:: Exercise ::
Repeat the lines below word for word, from the first line of the recorded data through the line containing "definition-gq: gQ is", including both.

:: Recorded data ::
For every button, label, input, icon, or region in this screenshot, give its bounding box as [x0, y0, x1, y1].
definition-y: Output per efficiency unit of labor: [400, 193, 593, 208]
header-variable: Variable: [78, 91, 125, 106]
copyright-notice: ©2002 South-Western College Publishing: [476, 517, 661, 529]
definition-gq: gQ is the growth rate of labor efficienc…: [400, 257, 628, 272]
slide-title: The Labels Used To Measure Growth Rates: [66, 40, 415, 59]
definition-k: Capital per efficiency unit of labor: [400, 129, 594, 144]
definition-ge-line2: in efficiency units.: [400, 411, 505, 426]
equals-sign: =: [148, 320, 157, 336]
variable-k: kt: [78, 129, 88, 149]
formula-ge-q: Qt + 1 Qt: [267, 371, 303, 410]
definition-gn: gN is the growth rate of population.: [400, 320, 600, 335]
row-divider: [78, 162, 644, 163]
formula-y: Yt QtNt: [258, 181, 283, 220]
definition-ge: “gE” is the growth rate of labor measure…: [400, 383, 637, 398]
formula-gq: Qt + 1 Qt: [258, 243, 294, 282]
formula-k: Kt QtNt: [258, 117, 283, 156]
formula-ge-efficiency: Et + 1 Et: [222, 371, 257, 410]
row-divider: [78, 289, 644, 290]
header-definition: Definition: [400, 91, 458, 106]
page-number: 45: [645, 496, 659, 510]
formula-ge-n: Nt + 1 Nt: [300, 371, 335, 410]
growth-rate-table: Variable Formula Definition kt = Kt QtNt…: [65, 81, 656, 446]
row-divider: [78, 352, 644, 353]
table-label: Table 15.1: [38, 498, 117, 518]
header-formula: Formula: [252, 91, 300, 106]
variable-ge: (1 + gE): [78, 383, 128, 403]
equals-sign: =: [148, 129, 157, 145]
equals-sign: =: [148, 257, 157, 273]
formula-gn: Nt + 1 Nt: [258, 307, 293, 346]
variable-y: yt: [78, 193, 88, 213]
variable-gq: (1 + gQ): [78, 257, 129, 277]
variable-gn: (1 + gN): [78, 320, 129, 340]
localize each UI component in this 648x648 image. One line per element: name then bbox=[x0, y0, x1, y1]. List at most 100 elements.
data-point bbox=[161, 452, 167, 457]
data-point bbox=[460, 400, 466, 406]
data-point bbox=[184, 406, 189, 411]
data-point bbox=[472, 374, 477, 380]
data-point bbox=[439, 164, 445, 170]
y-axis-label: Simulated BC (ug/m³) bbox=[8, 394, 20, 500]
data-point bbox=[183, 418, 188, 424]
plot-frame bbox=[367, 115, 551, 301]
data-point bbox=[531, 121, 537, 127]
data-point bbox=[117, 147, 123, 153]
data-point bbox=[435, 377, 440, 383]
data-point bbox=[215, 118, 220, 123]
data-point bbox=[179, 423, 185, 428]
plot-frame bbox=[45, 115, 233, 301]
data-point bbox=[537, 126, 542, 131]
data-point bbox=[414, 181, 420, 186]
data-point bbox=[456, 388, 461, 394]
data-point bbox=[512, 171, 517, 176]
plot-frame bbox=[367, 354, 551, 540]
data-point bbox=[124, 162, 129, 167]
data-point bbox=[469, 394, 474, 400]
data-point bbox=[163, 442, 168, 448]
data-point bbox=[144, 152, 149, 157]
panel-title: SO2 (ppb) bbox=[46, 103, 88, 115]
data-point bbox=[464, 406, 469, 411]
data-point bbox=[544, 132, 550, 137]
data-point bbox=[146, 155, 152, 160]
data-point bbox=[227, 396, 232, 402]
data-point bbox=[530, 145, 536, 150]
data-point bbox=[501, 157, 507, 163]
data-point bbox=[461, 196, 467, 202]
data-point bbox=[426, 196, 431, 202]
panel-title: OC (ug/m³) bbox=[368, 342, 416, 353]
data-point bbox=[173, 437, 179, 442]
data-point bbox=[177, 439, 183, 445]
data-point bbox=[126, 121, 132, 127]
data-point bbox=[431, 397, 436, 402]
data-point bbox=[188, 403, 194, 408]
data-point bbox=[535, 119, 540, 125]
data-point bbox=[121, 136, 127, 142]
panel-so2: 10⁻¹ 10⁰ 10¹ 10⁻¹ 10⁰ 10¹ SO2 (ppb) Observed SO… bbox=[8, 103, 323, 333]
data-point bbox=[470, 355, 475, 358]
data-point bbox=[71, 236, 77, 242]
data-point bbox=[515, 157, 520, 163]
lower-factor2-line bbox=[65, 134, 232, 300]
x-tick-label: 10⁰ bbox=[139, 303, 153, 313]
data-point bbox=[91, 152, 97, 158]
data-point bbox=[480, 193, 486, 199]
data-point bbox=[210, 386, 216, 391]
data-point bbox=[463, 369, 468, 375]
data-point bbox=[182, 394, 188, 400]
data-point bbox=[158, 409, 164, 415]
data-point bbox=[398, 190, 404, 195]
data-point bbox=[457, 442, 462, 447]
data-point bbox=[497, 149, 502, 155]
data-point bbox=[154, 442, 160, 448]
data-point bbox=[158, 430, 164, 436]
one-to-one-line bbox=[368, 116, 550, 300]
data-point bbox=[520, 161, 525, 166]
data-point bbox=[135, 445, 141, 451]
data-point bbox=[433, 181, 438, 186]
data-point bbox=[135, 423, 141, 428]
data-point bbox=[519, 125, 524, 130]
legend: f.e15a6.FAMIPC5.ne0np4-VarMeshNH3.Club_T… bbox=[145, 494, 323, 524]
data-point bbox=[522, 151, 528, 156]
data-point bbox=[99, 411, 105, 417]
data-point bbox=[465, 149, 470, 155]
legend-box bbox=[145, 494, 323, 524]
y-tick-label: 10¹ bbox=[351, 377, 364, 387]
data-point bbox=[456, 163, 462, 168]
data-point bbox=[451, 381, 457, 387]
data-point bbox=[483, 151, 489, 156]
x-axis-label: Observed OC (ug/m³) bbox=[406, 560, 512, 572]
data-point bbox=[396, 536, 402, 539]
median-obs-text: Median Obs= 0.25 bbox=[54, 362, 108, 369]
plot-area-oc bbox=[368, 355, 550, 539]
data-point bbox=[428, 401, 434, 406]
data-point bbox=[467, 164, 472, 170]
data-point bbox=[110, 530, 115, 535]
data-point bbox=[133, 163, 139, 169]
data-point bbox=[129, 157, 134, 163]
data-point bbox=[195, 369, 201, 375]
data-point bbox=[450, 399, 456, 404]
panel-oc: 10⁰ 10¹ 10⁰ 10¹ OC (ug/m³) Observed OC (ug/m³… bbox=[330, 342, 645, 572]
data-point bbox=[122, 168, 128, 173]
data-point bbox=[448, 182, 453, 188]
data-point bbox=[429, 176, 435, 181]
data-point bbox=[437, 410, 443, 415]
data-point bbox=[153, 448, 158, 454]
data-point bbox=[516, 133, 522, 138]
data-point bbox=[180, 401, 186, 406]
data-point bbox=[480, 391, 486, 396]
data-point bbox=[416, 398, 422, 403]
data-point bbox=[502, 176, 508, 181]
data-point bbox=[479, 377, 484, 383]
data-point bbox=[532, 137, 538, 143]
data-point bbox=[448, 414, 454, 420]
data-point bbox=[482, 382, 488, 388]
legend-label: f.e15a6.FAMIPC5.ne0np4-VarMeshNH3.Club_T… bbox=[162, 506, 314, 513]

:: Output below ::
For every button, label, input, icon, or region in this screenshot, give its bounding box as [x0, y0, x1, y1].
definition-y: Output per efficiency unit of labor: [400, 193, 593, 208]
header-variable: Variable: [78, 91, 125, 106]
copyright-notice: ©2002 South-Western College Publishing: [476, 517, 661, 529]
definition-gq: gQ is the growth rate of labor efficienc…: [400, 257, 628, 272]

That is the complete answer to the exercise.